* Begin *

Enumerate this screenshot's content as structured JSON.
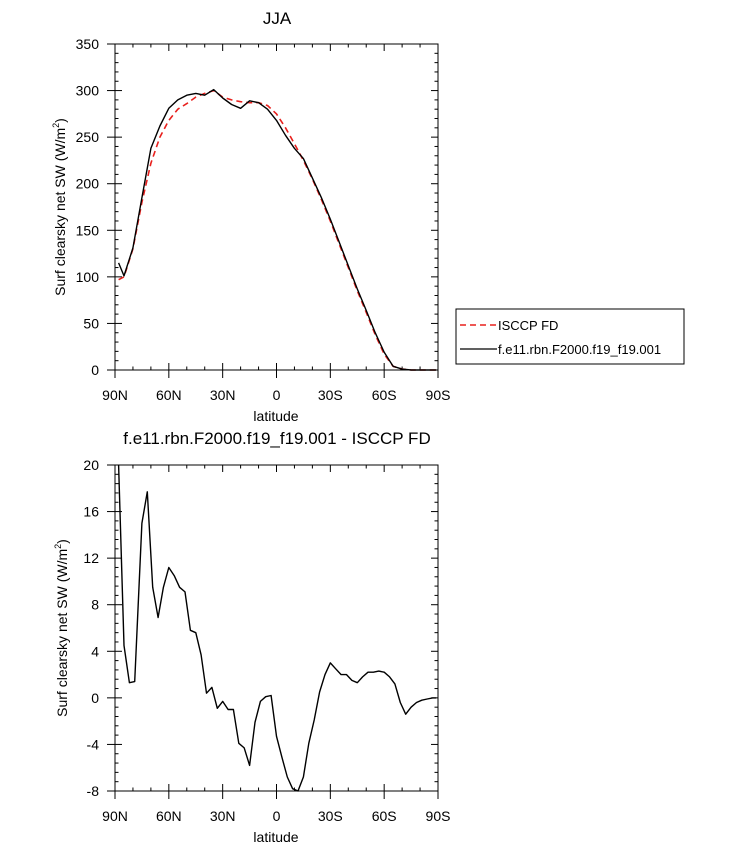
{
  "chart_data": [
    {
      "type": "line",
      "title": "JJA",
      "xlabel": "latitude",
      "ylabel": "Surf clearsky net SW (W/m",
      "ylabel_sup": "2",
      "ylabel_close": ")",
      "xlim": [
        90,
        -90
      ],
      "ylim": [
        0,
        350
      ],
      "xticks": [
        90,
        60,
        30,
        0,
        -30,
        -60,
        -90
      ],
      "xtick_labels": [
        "90N",
        "60N",
        "30N",
        "0",
        "30S",
        "60S",
        "90S"
      ],
      "yticks": [
        0,
        50,
        100,
        150,
        200,
        250,
        300,
        350
      ],
      "ytick_labels": [
        "0",
        "50",
        "100",
        "150",
        "200",
        "250",
        "300",
        "350"
      ],
      "grid": false,
      "legend_position": "right",
      "series": [
        {
          "name": "ISCCP FD",
          "color": "#e8201d",
          "dash": "dashed",
          "x": [
            88,
            85,
            80,
            75,
            70,
            65,
            60,
            55,
            50,
            45,
            40,
            35,
            30,
            25,
            20,
            15,
            10,
            5,
            0,
            -5,
            -10,
            -15,
            -20,
            -25,
            -30,
            -35,
            -40,
            -45,
            -50,
            -55,
            -60,
            -65,
            -70,
            -75,
            -80,
            -85,
            -89
          ],
          "y": [
            97,
            100,
            130,
            180,
            222,
            250,
            268,
            280,
            286,
            293,
            297,
            300,
            293,
            290,
            288,
            287,
            287,
            284,
            275,
            260,
            243,
            225,
            205,
            183,
            160,
            135,
            110,
            85,
            62,
            38,
            17,
            4,
            1,
            0,
            0,
            0,
            0
          ]
        },
        {
          "name": "f.e11.rbn.F2000.f19_f19.001",
          "color": "#000000",
          "dash": "solid",
          "x": [
            88,
            85,
            80,
            75,
            70,
            65,
            60,
            55,
            50,
            45,
            40,
            35,
            30,
            25,
            20,
            15,
            10,
            5,
            0,
            -5,
            -10,
            -15,
            -20,
            -25,
            -30,
            -35,
            -40,
            -45,
            -50,
            -55,
            -60,
            -65,
            -70,
            -75,
            -80,
            -85,
            -89
          ],
          "y": [
            115,
            101,
            131,
            185,
            238,
            262,
            281,
            290,
            295,
            297,
            295,
            301,
            292,
            285,
            281,
            289,
            287,
            280,
            268,
            252,
            238,
            227,
            206,
            185,
            162,
            137,
            112,
            87,
            64,
            40,
            19,
            4,
            1,
            0,
            0,
            0,
            0
          ]
        }
      ]
    },
    {
      "type": "line",
      "title": "f.e11.rbn.F2000.f19_f19.001 - ISCCP FD",
      "xlabel": "latitude",
      "ylabel": "Surf clearsky net SW (W/m",
      "ylabel_sup": "2",
      "ylabel_close": ")",
      "xlim": [
        90,
        -90
      ],
      "ylim": [
        -8,
        20
      ],
      "xticks": [
        90,
        60,
        30,
        0,
        -30,
        -60,
        -90
      ],
      "xtick_labels": [
        "90N",
        "60N",
        "30N",
        "0",
        "30S",
        "60S",
        "90S"
      ],
      "yticks": [
        -8,
        -4,
        0,
        4,
        8,
        12,
        16,
        20
      ],
      "ytick_labels": [
        "-8",
        "-4",
        "0",
        "4",
        "8",
        "12",
        "16",
        "20"
      ],
      "grid": false,
      "series": [
        {
          "color": "#000000",
          "dash": "solid",
          "x": [
            88,
            85,
            82,
            79,
            75,
            72,
            69,
            66,
            63,
            60,
            57,
            54,
            51,
            48,
            45,
            42,
            39,
            36,
            33,
            30,
            27,
            24,
            21,
            18,
            15,
            12,
            9,
            6,
            3,
            0,
            -3,
            -6,
            -9,
            -12,
            -15,
            -18,
            -21,
            -24,
            -27,
            -30,
            -33,
            -36,
            -39,
            -42,
            -45,
            -48,
            -51,
            -54,
            -57,
            -60,
            -63,
            -66,
            -69,
            -72,
            -75,
            -78,
            -81,
            -84,
            -87,
            -89
          ],
          "y": [
            20,
            4.5,
            1.3,
            1.4,
            15,
            17.7,
            9.5,
            6.9,
            9.5,
            11.2,
            10.5,
            9.5,
            9.1,
            5.8,
            5.6,
            3.7,
            0.4,
            0.9,
            -0.9,
            -0.3,
            -1.0,
            -1.0,
            -3.9,
            -4.3,
            -5.8,
            -2.1,
            -0.3,
            0.1,
            0.2,
            -3.3,
            -5.1,
            -6.8,
            -7.8,
            -8.0,
            -6.8,
            -3.9,
            -1.9,
            0.5,
            2.0,
            3.0,
            2.5,
            2.0,
            2.0,
            1.5,
            1.3,
            1.8,
            2.2,
            2.2,
            2.3,
            2.2,
            1.8,
            1.2,
            -0.4,
            -1.4,
            -0.8,
            -0.4,
            -0.2,
            -0.1,
            0,
            0
          ]
        }
      ]
    }
  ]
}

* End *

Omit the pictures and output all of the other material exactly.

**Result of this task**.
Enumerate this screenshot's content as structured JSON.
{
  "chart_data": [
    {
      "type": "line",
      "title": "JJA",
      "xlabel": "latitude",
      "ylabel": "Surf clearsky net SW (W/m",
      "ylabel_sup": "2",
      "ylabel_close": ")",
      "xlim": [
        90,
        -90
      ],
      "ylim": [
        0,
        350
      ],
      "xticks": [
        90,
        60,
        30,
        0,
        -30,
        -60,
        -90
      ],
      "xtick_labels": [
        "90N",
        "60N",
        "30N",
        "0",
        "30S",
        "60S",
        "90S"
      ],
      "yticks": [
        0,
        50,
        100,
        150,
        200,
        250,
        300,
        350
      ],
      "ytick_labels": [
        "0",
        "50",
        "100",
        "150",
        "200",
        "250",
        "300",
        "350"
      ],
      "grid": false,
      "legend_position": "right",
      "series": [
        {
          "name": "ISCCP FD",
          "color": "#e8201d",
          "dash": "dashed",
          "x": [
            88,
            85,
            80,
            75,
            70,
            65,
            60,
            55,
            50,
            45,
            40,
            35,
            30,
            25,
            20,
            15,
            10,
            5,
            0,
            -5,
            -10,
            -15,
            -20,
            -25,
            -30,
            -35,
            -40,
            -45,
            -50,
            -55,
            -60,
            -65,
            -70,
            -75,
            -80,
            -85,
            -89
          ],
          "y": [
            97,
            100,
            130,
            180,
            222,
            250,
            268,
            280,
            286,
            293,
            297,
            300,
            293,
            290,
            288,
            287,
            287,
            284,
            275,
            260,
            243,
            225,
            205,
            183,
            160,
            135,
            110,
            85,
            62,
            38,
            17,
            4,
            1,
            0,
            0,
            0,
            0
          ]
        },
        {
          "name": "f.e11.rbn.F2000.f19_f19.001",
          "color": "#000000",
          "dash": "solid",
          "x": [
            88,
            85,
            80,
            75,
            70,
            65,
            60,
            55,
            50,
            45,
            40,
            35,
            30,
            25,
            20,
            15,
            10,
            5,
            0,
            -5,
            -10,
            -15,
            -20,
            -25,
            -30,
            -35,
            -40,
            -45,
            -50,
            -55,
            -60,
            -65,
            -70,
            -75,
            -80,
            -85,
            -89
          ],
          "y": [
            115,
            101,
            131,
            185,
            238,
            262,
            281,
            290,
            295,
            297,
            295,
            301,
            292,
            285,
            281,
            289,
            287,
            280,
            268,
            252,
            238,
            227,
            206,
            185,
            162,
            137,
            112,
            87,
            64,
            40,
            19,
            4,
            1,
            0,
            0,
            0,
            0
          ]
        }
      ]
    },
    {
      "type": "line",
      "title": "f.e11.rbn.F2000.f19_f19.001 - ISCCP FD",
      "xlabel": "latitude",
      "ylabel": "Surf clearsky net SW (W/m",
      "ylabel_sup": "2",
      "ylabel_close": ")",
      "xlim": [
        90,
        -90
      ],
      "ylim": [
        -8,
        20
      ],
      "xticks": [
        90,
        60,
        30,
        0,
        -30,
        -60,
        -90
      ],
      "xtick_labels": [
        "90N",
        "60N",
        "30N",
        "0",
        "30S",
        "60S",
        "90S"
      ],
      "yticks": [
        -8,
        -4,
        0,
        4,
        8,
        12,
        16,
        20
      ],
      "ytick_labels": [
        "-8",
        "-4",
        "0",
        "4",
        "8",
        "12",
        "16",
        "20"
      ],
      "grid": false,
      "series": [
        {
          "color": "#000000",
          "dash": "solid",
          "x": [
            88,
            85,
            82,
            79,
            75,
            72,
            69,
            66,
            63,
            60,
            57,
            54,
            51,
            48,
            45,
            42,
            39,
            36,
            33,
            30,
            27,
            24,
            21,
            18,
            15,
            12,
            9,
            6,
            3,
            0,
            -3,
            -6,
            -9,
            -12,
            -15,
            -18,
            -21,
            -24,
            -27,
            -30,
            -33,
            -36,
            -39,
            -42,
            -45,
            -48,
            -51,
            -54,
            -57,
            -60,
            -63,
            -66,
            -69,
            -72,
            -75,
            -78,
            -81,
            -84,
            -87,
            -89
          ],
          "y": [
            20,
            4.5,
            1.3,
            1.4,
            15,
            17.7,
            9.5,
            6.9,
            9.5,
            11.2,
            10.5,
            9.5,
            9.1,
            5.8,
            5.6,
            3.7,
            0.4,
            0.9,
            -0.9,
            -0.3,
            -1.0,
            -1.0,
            -3.9,
            -4.3,
            -5.8,
            -2.1,
            -0.3,
            0.1,
            0.2,
            -3.3,
            -5.1,
            -6.8,
            -7.8,
            -8.0,
            -6.8,
            -3.9,
            -1.9,
            0.5,
            2.0,
            3.0,
            2.5,
            2.0,
            2.0,
            1.5,
            1.3,
            1.8,
            2.2,
            2.2,
            2.3,
            2.2,
            1.8,
            1.2,
            -0.4,
            -1.4,
            -0.8,
            -0.4,
            -0.2,
            -0.1,
            0,
            0
          ]
        }
      ]
    }
  ]
}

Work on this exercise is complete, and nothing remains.